- [SET TASK]:
Filter the entries below, keeping every line that has the word "desorption".

- [GIVEN ENTRIES]:
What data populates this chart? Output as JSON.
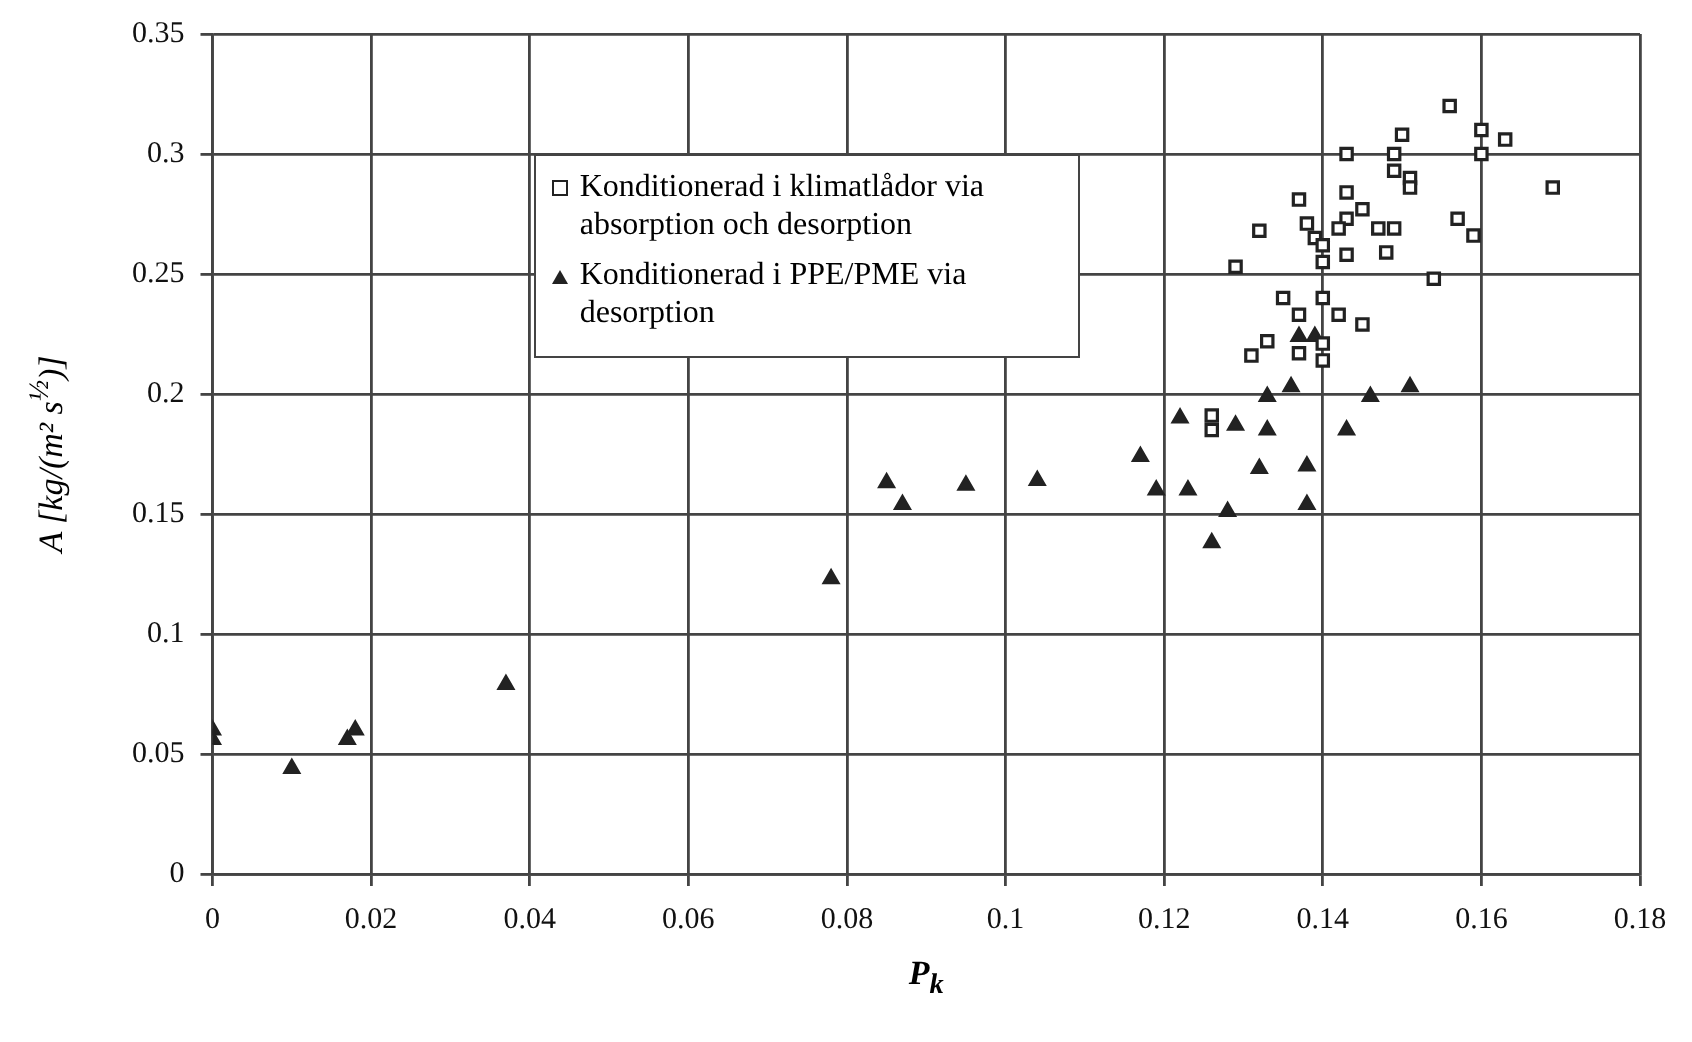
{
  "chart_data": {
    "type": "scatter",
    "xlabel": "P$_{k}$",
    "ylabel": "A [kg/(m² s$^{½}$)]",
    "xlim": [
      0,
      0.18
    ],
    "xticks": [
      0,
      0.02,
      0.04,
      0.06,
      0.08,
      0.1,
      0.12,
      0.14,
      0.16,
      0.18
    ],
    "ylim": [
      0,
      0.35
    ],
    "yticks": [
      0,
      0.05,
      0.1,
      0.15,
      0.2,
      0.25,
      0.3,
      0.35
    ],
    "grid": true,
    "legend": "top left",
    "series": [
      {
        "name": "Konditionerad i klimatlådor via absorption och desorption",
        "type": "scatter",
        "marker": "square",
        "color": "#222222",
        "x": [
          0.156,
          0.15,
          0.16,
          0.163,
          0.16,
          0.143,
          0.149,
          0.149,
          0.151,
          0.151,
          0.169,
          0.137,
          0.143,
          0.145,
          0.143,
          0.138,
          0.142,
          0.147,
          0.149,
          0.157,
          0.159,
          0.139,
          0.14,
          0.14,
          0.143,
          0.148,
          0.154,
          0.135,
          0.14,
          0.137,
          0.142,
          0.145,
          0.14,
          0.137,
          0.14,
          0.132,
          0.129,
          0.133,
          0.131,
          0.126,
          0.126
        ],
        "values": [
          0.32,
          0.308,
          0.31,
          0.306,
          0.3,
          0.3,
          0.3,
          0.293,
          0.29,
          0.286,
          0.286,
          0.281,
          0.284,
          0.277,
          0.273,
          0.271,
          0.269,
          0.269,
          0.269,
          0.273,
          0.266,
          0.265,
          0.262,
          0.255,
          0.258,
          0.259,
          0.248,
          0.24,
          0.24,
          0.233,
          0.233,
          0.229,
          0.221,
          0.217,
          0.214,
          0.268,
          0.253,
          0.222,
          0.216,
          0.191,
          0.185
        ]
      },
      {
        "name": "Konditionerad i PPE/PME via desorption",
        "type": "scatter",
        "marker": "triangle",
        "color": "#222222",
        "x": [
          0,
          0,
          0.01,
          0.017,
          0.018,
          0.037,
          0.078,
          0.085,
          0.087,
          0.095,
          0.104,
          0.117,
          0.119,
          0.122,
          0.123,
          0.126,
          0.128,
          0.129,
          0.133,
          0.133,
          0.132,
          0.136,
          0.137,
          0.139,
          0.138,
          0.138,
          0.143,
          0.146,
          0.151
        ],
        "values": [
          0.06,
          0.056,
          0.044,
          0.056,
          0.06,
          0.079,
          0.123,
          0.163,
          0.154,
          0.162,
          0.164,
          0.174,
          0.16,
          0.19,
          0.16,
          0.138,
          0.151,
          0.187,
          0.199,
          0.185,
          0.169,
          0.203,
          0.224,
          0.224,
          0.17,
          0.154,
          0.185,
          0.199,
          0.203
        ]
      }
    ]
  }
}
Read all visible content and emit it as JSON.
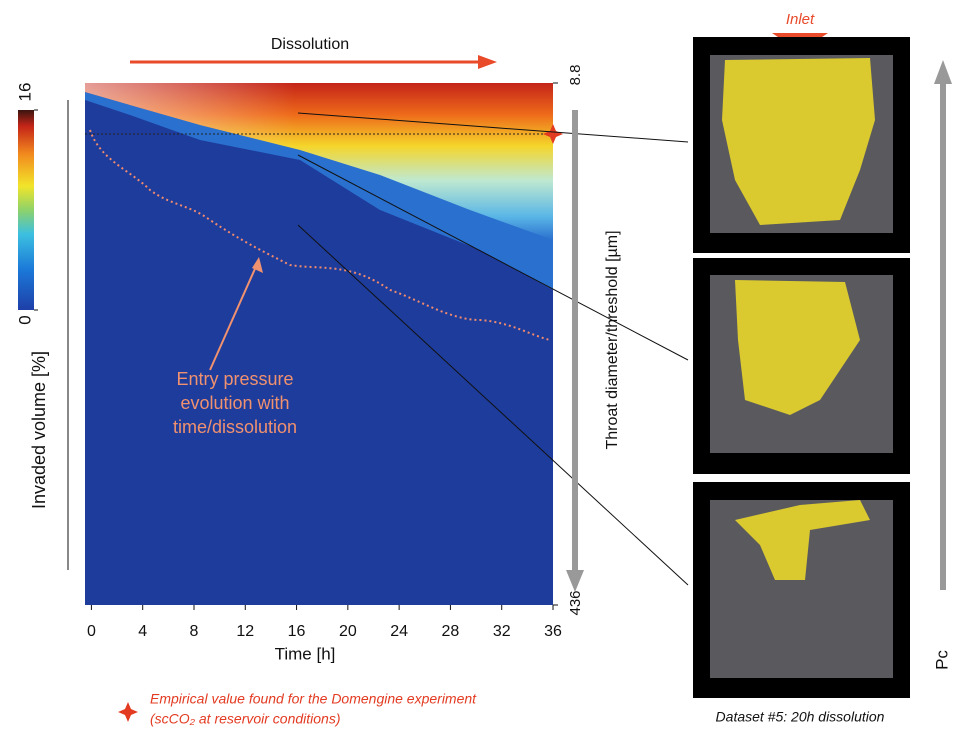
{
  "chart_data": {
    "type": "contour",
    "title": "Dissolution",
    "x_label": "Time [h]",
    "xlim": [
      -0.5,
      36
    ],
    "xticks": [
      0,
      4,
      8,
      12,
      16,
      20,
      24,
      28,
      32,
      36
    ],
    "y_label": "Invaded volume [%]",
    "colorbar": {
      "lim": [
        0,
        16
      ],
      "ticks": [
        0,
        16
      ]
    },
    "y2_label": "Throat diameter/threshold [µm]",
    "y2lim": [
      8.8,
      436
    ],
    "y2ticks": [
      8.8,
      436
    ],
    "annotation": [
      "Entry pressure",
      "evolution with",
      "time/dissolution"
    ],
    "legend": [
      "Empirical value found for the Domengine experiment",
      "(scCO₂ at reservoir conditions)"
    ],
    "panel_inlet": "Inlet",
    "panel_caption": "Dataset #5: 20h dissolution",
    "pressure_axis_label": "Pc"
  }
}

---

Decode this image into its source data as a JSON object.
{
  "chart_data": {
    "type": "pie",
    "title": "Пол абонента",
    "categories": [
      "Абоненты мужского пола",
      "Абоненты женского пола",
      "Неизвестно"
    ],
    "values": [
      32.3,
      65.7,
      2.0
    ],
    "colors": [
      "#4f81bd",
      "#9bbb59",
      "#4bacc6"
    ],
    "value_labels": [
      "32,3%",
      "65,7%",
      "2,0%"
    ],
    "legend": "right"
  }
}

- [SOLUTION TO THIS PROBLEM]:
        "name": "Konditionerad i klimatlådor via absorption och desorption",
        "name": "Konditionerad i PPE/PME via desorption",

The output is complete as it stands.